Stored entries:
══════════════════════════════
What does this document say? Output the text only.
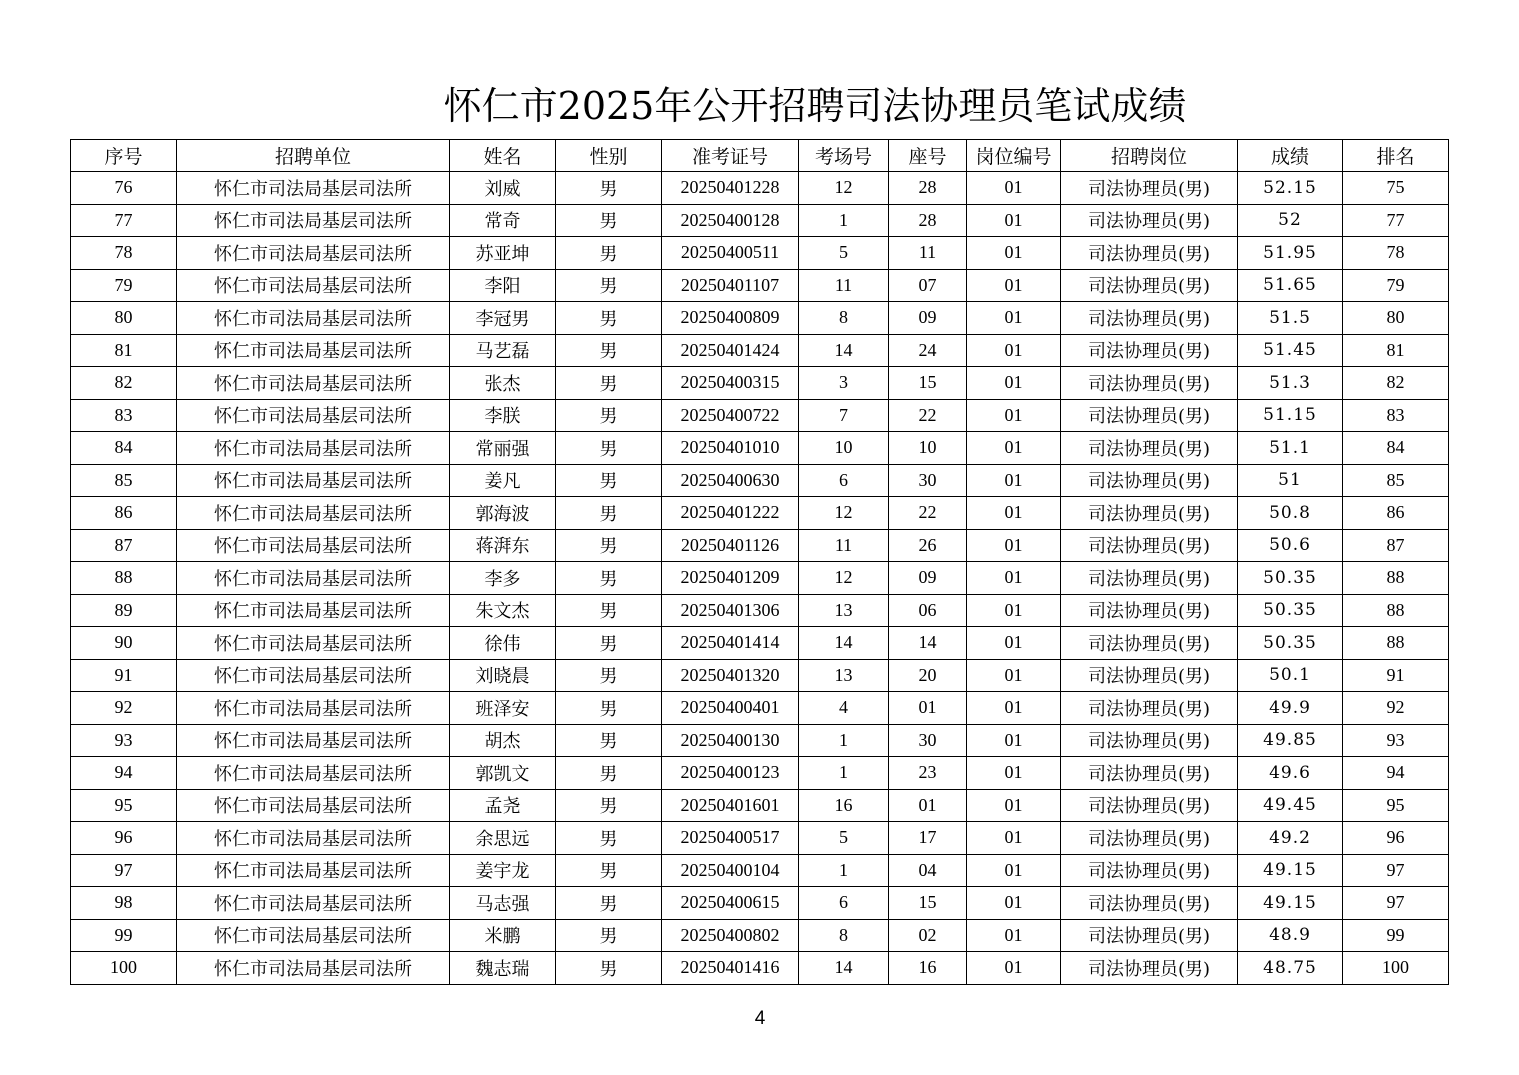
怀仁市2025年公开招聘司法协理员笔试成绩
序号	招聘单位	姓名	性别	准考证号	考场号	座号	岗位编号	招聘岗位	成绩	排名
76	怀仁市司法局基层司法所	刘威	男	20250401228	12	28	01	司法协理员(男)	52.15	75
77	怀仁市司法局基层司法所	常奇	男	20250400128	1	28	01	司法协理员(男)	52	77
78	怀仁市司法局基层司法所	苏亚坤	男	20250400511	5	11	01	司法协理员(男)	51.95	78
79	怀仁市司法局基层司法所	李阳	男	20250401107	11	07	01	司法协理员(男)	51.65	79
80	怀仁市司法局基层司法所	李冠男	男	20250400809	8	09	01	司法协理员(男)	51.5	80
81	怀仁市司法局基层司法所	马艺磊	男	20250401424	14	24	01	司法协理员(男)	51.45	81
82	怀仁市司法局基层司法所	张杰	男	20250400315	3	15	01	司法协理员(男)	51.3	82
83	怀仁市司法局基层司法所	李朕	男	20250400722	7	22	01	司法协理员(男)	51.15	83
84	怀仁市司法局基层司法所	常丽强	男	20250401010	10	10	01	司法协理员(男)	51.1	84
85	怀仁市司法局基层司法所	姜凡	男	20250400630	6	30	01	司法协理员(男)	51	85
86	怀仁市司法局基层司法所	郭海波	男	20250401222	12	22	01	司法协理员(男)	50.8	86
87	怀仁市司法局基层司法所	蒋湃东	男	20250401126	11	26	01	司法协理员(男)	50.6	87
88	怀仁市司法局基层司法所	李多	男	20250401209	12	09	01	司法协理员(男)	50.35	88
89	怀仁市司法局基层司法所	朱文杰	男	20250401306	13	06	01	司法协理员(男)	50.35	88
90	怀仁市司法局基层司法所	徐伟	男	20250401414	14	14	01	司法协理员(男)	50.35	88
91	怀仁市司法局基层司法所	刘晓晨	男	20250401320	13	20	01	司法协理员(男)	50.1	91
92	怀仁市司法局基层司法所	班泽安	男	20250400401	4	01	01	司法协理员(男)	49.9	92
93	怀仁市司法局基层司法所	胡杰	男	20250400130	1	30	01	司法协理员(男)	49.85	93
94	怀仁市司法局基层司法所	郭凯文	男	20250400123	1	23	01	司法协理员(男)	49.6	94
95	怀仁市司法局基层司法所	孟尧	男	20250401601	16	01	01	司法协理员(男)	49.45	95
96	怀仁市司法局基层司法所	余思远	男	20250400517	5	17	01	司法协理员(男)	49.2	96
97	怀仁市司法局基层司法所	姜宇龙	男	20250400104	1	04	01	司法协理员(男)	49.15	97
98	怀仁市司法局基层司法所	马志强	男	20250400615	6	15	01	司法协理员(男)	49.15	97
99	怀仁市司法局基层司法所	米鹏	男	20250400802	8	02	01	司法协理员(男)	48.9	99
100	怀仁市司法局基层司法所	魏志瑞	男	20250401416	14	16	01	司法协理员(男)	48.75	100
4
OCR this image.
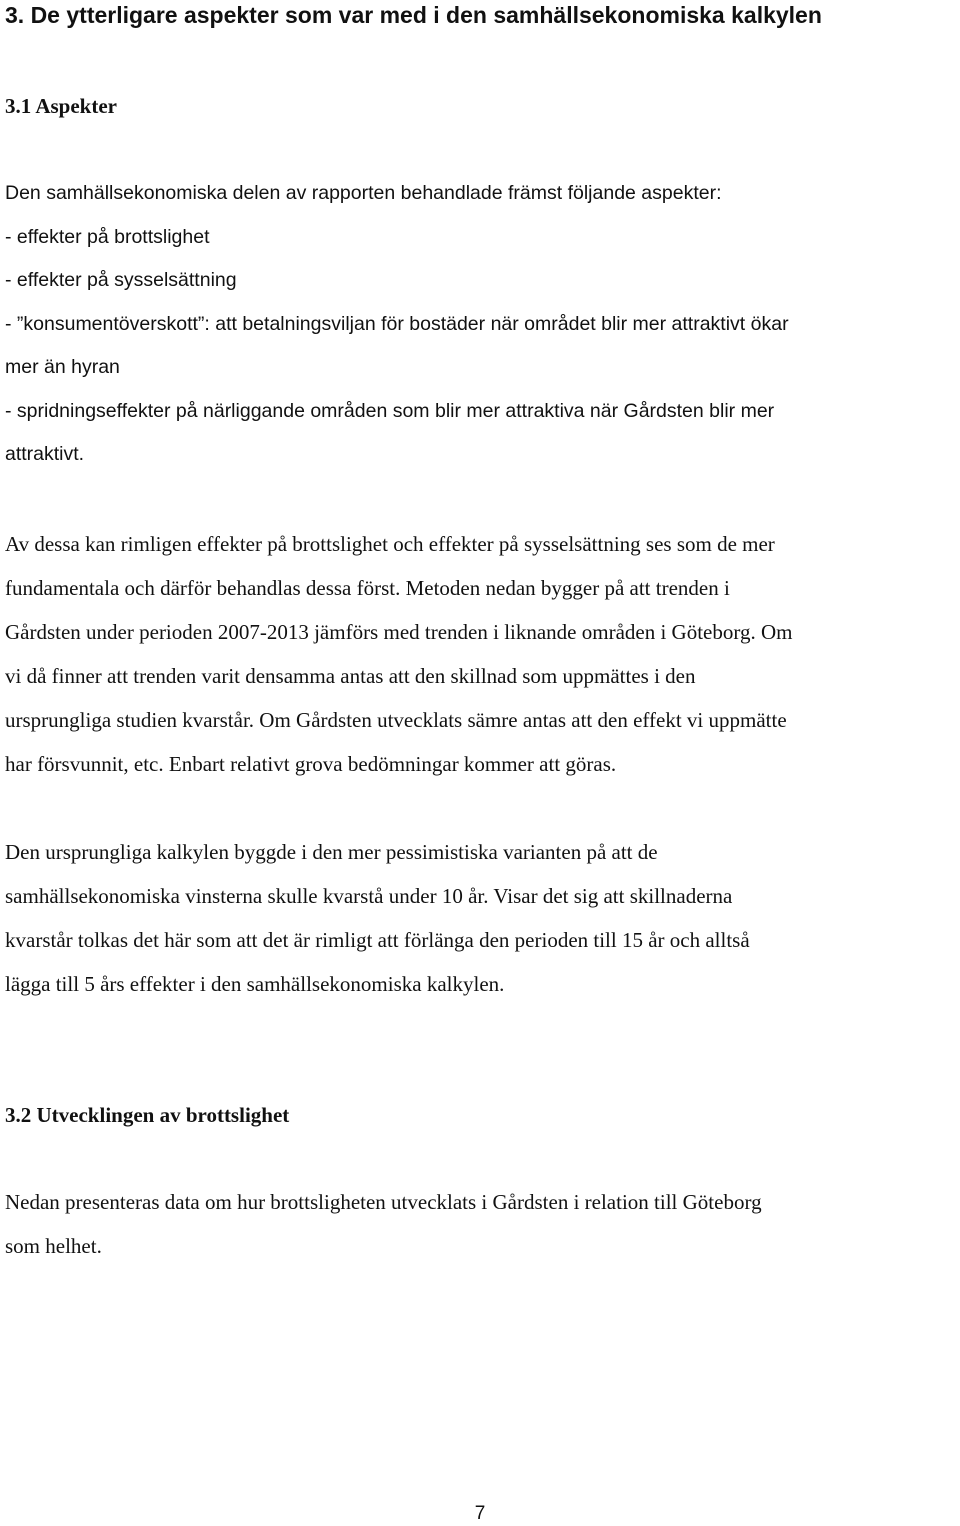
3. De ytterligare aspekter som var med i den samhällsekonomiska kalkylen
3.1 Aspekter
Den samhällsekonomiska delen av rapporten behandlade främst följande aspekter:
- effekter på brottslighet
- effekter på sysselsättning
- ”konsumentöverskott”: att betalningsviljan för bostäder när området blir mer attraktivt ökar
mer än hyran
- spridningseffekter på närliggande områden som blir mer attraktiva när Gårdsten blir mer
attraktivt.
Av dessa kan rimligen effekter på brottslighet och effekter på sysselsättning ses som de mer
fundamentala och därför behandlas dessa först. Metoden nedan bygger på att trenden i
Gårdsten under perioden 2007-2013 jämförs med trenden i liknande områden i Göteborg. Om
vi då finner att trenden varit densamma antas att den skillnad som uppmättes i den
ursprungliga studien kvarstår. Om Gårdsten utvecklats sämre antas att den effekt vi uppmätte
har försvunnit, etc. Enbart relativt grova bedömningar kommer att göras.
Den ursprungliga kalkylen byggde i den mer pessimistiska varianten på att de
samhällsekonomiska vinsterna skulle kvarstå under 10 år. Visar det sig att skillnaderna
kvarstår tolkas det här som att det är rimligt att förlänga den perioden till 15 år och alltså
lägga till 5 års effekter i den samhällsekonomiska kalkylen.
3.2 Utvecklingen av brottslighet
Nedan presenteras data om hur brottsligheten utvecklats i Gårdsten i relation till Göteborg
som helhet.
7
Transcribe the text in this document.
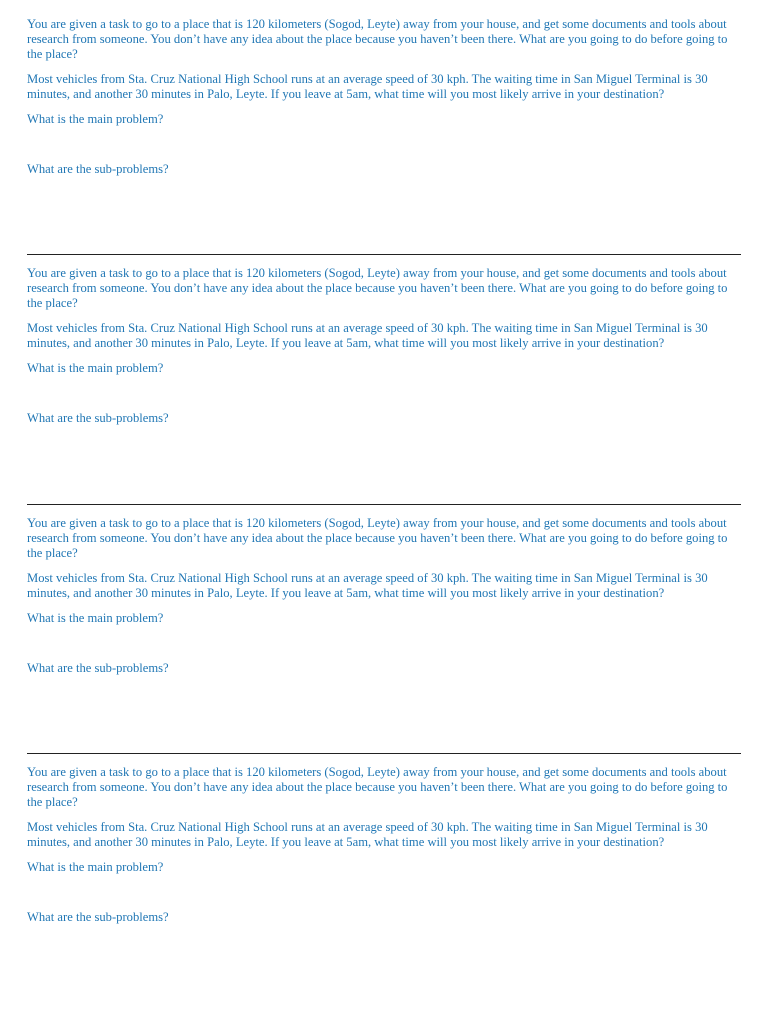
You are given a task to go to a place that is 120 kilometers (Sogod, Leyte) away from your house, and get some documents and tools about research from someone. You don’t have any idea about the place because you haven’t been there. What are you going to do before going to the place?

Most vehicles from Sta. Cruz National High School runs at an average speed of 30 kph. The waiting time in San Miguel Terminal is 30 minutes, and another 30 minutes in Palo, Leyte. If you leave at 5am, what time will you most likely arrive in your destination?

What is the main problem?

What are the sub-problems?

You are given a task to go to a place that is 120 kilometers (Sogod, Leyte) away from your house, and get some documents and tools about research from someone. You don’t have any idea about the place because you haven’t been there. What are you going to do before going to the place?

Most vehicles from Sta. Cruz National High School runs at an average speed of 30 kph. The waiting time in San Miguel Terminal is 30 minutes, and another 30 minutes in Palo, Leyte. If you leave at 5am, what time will you most likely arrive in your destination?

What is the main problem?

What are the sub-problems?

You are given a task to go to a place that is 120 kilometers (Sogod, Leyte) away from your house, and get some documents and tools about research from someone. You don’t have any idea about the place because you haven’t been there. What are you going to do before going to the place?

Most vehicles from Sta. Cruz National High School runs at an average speed of 30 kph. The waiting time in San Miguel Terminal is 30 minutes, and another 30 minutes in Palo, Leyte. If you leave at 5am, what time will you most likely arrive in your destination?

What is the main problem?

What are the sub-problems?

You are given a task to go to a place that is 120 kilometers (Sogod, Leyte) away from your house, and get some documents and tools about research from someone. You don’t have any idea about the place because you haven’t been there. What are you going to do before going to the place?

Most vehicles from Sta. Cruz National High School runs at an average speed of 30 kph. The waiting time in San Miguel Terminal is 30 minutes, and another 30 minutes in Palo, Leyte. If you leave at 5am, what time will you most likely arrive in your destination?

What is the main problem?

What are the sub-problems?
══════════════════════════════
• **OBJECTIVE**:
Select and copy every line of the material that holds the string "attraktivt".

• **COMPLETED EXERCISE**:
- ”konsumentöverskott”: att betalningsviljan för bostäder när området blir mer attraktivt ökar
attraktivt.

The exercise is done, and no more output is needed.